- What you should do
Exactly as written, print each record in the listing.

- Material provided

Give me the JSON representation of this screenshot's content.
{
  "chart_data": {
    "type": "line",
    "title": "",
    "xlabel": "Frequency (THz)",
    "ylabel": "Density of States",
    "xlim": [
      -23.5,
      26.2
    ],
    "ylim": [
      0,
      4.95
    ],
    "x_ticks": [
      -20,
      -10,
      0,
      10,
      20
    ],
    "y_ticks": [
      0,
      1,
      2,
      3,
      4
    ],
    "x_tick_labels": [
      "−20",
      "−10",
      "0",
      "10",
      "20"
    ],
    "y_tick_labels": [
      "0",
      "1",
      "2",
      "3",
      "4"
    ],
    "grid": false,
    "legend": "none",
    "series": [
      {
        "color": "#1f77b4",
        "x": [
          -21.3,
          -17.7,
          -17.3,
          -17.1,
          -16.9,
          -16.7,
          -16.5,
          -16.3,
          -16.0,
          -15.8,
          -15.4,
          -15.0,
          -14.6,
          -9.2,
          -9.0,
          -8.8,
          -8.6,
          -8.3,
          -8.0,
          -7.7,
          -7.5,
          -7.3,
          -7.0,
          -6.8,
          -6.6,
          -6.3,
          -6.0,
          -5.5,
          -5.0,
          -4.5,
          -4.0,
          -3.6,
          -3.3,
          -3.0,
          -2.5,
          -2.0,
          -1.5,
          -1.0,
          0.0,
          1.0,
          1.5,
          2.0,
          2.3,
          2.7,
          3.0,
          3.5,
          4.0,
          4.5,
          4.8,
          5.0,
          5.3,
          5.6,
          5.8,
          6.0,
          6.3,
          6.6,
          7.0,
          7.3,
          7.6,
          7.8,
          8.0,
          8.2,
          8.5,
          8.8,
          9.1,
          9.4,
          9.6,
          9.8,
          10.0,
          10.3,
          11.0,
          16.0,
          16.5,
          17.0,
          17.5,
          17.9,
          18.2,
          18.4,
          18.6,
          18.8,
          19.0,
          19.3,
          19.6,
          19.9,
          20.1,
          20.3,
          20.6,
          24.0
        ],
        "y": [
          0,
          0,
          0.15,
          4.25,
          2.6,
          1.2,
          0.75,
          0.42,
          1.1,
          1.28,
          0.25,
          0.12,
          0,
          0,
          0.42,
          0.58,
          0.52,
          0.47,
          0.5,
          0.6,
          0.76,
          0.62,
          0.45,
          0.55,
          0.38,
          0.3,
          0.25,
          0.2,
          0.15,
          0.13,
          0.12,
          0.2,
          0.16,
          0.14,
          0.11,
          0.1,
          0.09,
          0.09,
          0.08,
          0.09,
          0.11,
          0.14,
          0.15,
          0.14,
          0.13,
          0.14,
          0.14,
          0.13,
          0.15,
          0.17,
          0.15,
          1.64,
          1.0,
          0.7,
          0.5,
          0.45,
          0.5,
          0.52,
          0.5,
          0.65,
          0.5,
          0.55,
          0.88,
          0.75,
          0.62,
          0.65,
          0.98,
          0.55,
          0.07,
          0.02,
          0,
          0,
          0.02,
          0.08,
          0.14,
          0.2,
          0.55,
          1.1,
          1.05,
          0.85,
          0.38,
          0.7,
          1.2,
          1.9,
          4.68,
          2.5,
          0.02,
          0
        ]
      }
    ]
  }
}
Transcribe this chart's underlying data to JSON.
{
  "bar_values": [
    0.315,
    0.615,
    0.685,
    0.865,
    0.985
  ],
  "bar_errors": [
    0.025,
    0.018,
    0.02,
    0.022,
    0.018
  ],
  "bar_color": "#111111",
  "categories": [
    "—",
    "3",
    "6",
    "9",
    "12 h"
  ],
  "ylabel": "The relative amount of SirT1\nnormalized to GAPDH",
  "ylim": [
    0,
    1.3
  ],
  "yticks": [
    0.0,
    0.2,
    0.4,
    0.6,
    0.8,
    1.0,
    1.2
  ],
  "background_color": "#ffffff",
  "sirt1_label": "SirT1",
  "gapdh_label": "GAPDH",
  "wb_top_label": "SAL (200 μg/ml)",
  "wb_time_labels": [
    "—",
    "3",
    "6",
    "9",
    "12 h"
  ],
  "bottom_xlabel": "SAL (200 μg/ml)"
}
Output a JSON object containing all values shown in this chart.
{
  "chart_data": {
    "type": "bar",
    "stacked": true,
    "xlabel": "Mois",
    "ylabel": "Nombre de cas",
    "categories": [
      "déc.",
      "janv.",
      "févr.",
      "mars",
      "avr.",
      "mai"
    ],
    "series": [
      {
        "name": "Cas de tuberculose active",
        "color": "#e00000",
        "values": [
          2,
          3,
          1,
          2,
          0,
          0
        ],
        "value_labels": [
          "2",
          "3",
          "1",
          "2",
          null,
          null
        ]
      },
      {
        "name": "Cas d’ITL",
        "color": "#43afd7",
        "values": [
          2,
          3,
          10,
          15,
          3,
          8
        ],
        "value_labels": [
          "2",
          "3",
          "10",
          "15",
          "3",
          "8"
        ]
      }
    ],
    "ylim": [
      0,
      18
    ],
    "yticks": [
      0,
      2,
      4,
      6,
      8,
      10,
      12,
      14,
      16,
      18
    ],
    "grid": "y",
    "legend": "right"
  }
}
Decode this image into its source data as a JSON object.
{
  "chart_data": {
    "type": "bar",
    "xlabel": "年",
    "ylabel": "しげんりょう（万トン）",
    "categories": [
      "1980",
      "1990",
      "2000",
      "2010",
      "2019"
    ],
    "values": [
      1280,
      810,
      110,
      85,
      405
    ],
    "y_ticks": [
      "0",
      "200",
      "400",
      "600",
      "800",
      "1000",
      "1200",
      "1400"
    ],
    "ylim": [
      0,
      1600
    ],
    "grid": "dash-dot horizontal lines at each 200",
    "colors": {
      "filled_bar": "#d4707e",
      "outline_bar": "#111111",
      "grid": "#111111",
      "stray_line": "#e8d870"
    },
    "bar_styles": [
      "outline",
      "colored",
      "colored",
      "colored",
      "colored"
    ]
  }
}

- Expected output
Give me the JSON representation of this screenshot's content.
{
  "chart_data": {
    "type": "line",
    "title": "",
    "xlabel": "Frequency (THz)",
    "ylabel": "Density of States",
    "xlim": [
      -23.5,
      26.2
    ],
    "ylim": [
      0,
      4.95
    ],
    "x_ticks": [
      -20,
      -10,
      0,
      10,
      20
    ],
    "y_ticks": [
      0,
      1,
      2,
      3,
      4
    ],
    "x_tick_labels": [
      "−20",
      "−10",
      "0",
      "10",
      "20"
    ],
    "y_tick_labels": [
      "0",
      "1",
      "2",
      "3",
      "4"
    ],
    "grid": false,
    "legend": "none",
    "series": [
      {
        "color": "#1f77b4",
        "x": [
          -21.3,
          -17.7,
          -17.3,
          -17.1,
          -16.9,
          -16.7,
          -16.5,
          -16.3,
          -16.0,
          -15.8,
          -15.4,
          -15.0,
          -14.6,
          -9.2,
          -9.0,
          -8.8,
          -8.6,
          -8.3,
          -8.0,
          -7.7,
          -7.5,
          -7.3,
          -7.0,
          -6.8,
          -6.6,
          -6.3,
          -6.0,
          -5.5,
          -5.0,
          -4.5,
          -4.0,
          -3.6,
          -3.3,
          -3.0,
          -2.5,
          -2.0,
          -1.5,
          -1.0,
          0.0,
          1.0,
          1.5,
          2.0,
          2.3,
          2.7,
          3.0,
          3.5,
          4.0,
          4.5,
          4.8,
          5.0,
          5.3,
          5.6,
          5.8,
          6.0,
          6.3,
          6.6,
          7.0,
          7.3,
          7.6,
          7.8,
          8.0,
          8.2,
          8.5,
          8.8,
          9.1,
          9.4,
          9.6,
          9.8,
          10.0,
          10.3,
          11.0,
          16.0,
          16.5,
          17.0,
          17.5,
          17.9,
          18.2,
          18.4,
          18.6,
          18.8,
          19.0,
          19.3,
          19.6,
          19.9,
          20.1,
          20.3,
          20.6,
          24.0
        ],
        "y": [
          0,
          0,
          0.15,
          4.25,
          2.6,
          1.2,
          0.75,
          0.42,
          1.1,
          1.28,
          0.25,
          0.12,
          0,
          0,
          0.42,
          0.58,
          0.52,
          0.47,
          0.5,
          0.6,
          0.76,
          0.62,
          0.45,
          0.55,
          0.38,
          0.3,
          0.25,
          0.2,
          0.15,
          0.13,
          0.12,
          0.2,
          0.16,
          0.14,
          0.11,
          0.1,
          0.09,
          0.09,
          0.08,
          0.09,
          0.11,
          0.14,
          0.15,
          0.14,
          0.13,
          0.14,
          0.14,
          0.13,
          0.15,
          0.17,
          0.15,
          1.64,
          1.0,
          0.7,
          0.5,
          0.45,
          0.5,
          0.52,
          0.5,
          0.65,
          0.5,
          0.55,
          0.88,
          0.75,
          0.62,
          0.65,
          0.98,
          0.55,
          0.07,
          0.02,
          0,
          0,
          0.02,
          0.08,
          0.14,
          0.2,
          0.55,
          1.1,
          1.05,
          0.85,
          0.38,
          0.7,
          1.2,
          1.9,
          4.68,
          2.5,
          0.02,
          0
        ]
      }
    ]
  }
}
Transcribe this chart's underlying data to JSON.
{
  "bar_values": [
    0.315,
    0.615,
    0.685,
    0.865,
    0.985
  ],
  "bar_errors": [
    0.025,
    0.018,
    0.02,
    0.022,
    0.018
  ],
  "bar_color": "#111111",
  "categories": [
    "—",
    "3",
    "6",
    "9",
    "12 h"
  ],
  "ylabel": "The relative amount of SirT1\nnormalized to GAPDH",
  "ylim": [
    0,
    1.3
  ],
  "yticks": [
    0.0,
    0.2,
    0.4,
    0.6,
    0.8,
    1.0,
    1.2
  ],
  "background_color": "#ffffff",
  "sirt1_label": "SirT1",
  "gapdh_label": "GAPDH",
  "wb_top_label": "SAL (200 μg/ml)",
  "wb_time_labels": [
    "—",
    "3",
    "6",
    "9",
    "12 h"
  ],
  "bottom_xlabel": "SAL (200 μg/ml)"
}
Output a JSON object containing all values shown in this chart.
{
  "chart_data": {
    "type": "bar",
    "stacked": true,
    "xlabel": "Mois",
    "ylabel": "Nombre de cas",
    "categories": [
      "déc.",
      "janv.",
      "févr.",
      "mars",
      "avr.",
      "mai"
    ],
    "series": [
      {
        "name": "Cas de tuberculose active",
        "color": "#e00000",
        "values": [
          2,
          3,
          1,
          2,
          0,
          0
        ],
        "value_labels": [
          "2",
          "3",
          "1",
          "2",
          null,
          null
        ]
      },
      {
        "name": "Cas d’ITL",
        "color": "#43afd7",
        "values": [
          2,
          3,
          10,
          15,
          3,
          8
        ],
        "value_labels": [
          "2",
          "3",
          "10",
          "15",
          "3",
          "8"
        ]
      }
    ],
    "ylim": [
      0,
      18
    ],
    "yticks": [
      0,
      2,
      4,
      6,
      8,
      10,
      12,
      14,
      16,
      18
    ],
    "grid": "y",
    "legend": "right"
  }
}
Decode this image into its source data as a JSON object.
{
  "chart_data": {
    "type": "bar",
    "xlabel": "年",
    "ylabel": "しげんりょう（万トン）",
    "categories": [
      "1980",
      "1990",
      "2000",
      "2010",
      "2019"
    ],
    "values": [
      1280,
      810,
      110,
      85,
      405
    ],
    "y_ticks": [
      "0",
      "200",
      "400",
      "600",
      "800",
      "1000",
      "1200",
      "1400"
    ],
    "ylim": [
      0,
      1600
    ],
    "grid": "dash-dot horizontal lines at each 200",
    "colors": {
      "filled_bar": "#d4707e",
      "outline_bar": "#111111",
      "grid": "#111111",
      "stray_line": "#e8d870"
    },
    "bar_styles": [
      "outline",
      "colored",
      "colored",
      "colored",
      "colored"
    ]
  }
}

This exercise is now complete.